Stored data:
# # # # # # #

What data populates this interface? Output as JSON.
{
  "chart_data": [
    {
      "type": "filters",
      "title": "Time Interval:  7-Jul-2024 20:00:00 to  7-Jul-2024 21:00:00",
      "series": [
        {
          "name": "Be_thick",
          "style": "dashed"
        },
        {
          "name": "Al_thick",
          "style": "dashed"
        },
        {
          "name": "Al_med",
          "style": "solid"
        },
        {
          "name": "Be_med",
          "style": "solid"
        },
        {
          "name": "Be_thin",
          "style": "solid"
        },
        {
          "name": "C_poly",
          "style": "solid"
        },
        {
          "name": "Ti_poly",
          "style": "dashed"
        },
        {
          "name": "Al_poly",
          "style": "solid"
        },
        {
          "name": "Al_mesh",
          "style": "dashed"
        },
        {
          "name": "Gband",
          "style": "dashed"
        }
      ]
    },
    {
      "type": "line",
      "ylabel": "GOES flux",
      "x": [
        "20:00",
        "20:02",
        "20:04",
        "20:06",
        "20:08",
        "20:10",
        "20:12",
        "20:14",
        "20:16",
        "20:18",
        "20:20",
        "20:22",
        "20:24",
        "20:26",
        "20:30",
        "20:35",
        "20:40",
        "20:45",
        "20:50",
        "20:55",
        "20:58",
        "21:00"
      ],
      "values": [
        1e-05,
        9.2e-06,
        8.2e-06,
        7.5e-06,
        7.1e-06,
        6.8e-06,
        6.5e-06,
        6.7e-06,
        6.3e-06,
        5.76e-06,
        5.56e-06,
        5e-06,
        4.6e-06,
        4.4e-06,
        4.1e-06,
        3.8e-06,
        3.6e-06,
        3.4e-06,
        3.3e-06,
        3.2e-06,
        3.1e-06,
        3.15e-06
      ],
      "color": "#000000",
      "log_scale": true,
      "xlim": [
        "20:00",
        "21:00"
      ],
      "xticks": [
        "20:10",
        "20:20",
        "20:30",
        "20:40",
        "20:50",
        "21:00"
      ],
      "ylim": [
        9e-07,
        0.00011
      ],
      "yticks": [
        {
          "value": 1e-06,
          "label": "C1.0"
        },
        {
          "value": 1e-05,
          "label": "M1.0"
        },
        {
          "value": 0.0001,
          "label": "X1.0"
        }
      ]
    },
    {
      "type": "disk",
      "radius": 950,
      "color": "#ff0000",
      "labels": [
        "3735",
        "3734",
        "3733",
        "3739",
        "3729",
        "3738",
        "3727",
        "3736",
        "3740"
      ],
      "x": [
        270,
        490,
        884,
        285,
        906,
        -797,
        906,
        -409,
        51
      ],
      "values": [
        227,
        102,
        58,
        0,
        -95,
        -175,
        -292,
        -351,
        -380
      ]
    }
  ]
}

# # # # # # #

Track down every line holding the string "name" and copy it.

Written reply:
          "name": "Be_thick",
          "name": "Al_thick",
          "name": "Al_med",
          "name": "Be_med",
          "name": "Be_thin",
          "name": "C_poly",
          "name": "Ti_poly",
          "name": "Al_poly",
          "name": "Al_mesh",
          "name": "Gband",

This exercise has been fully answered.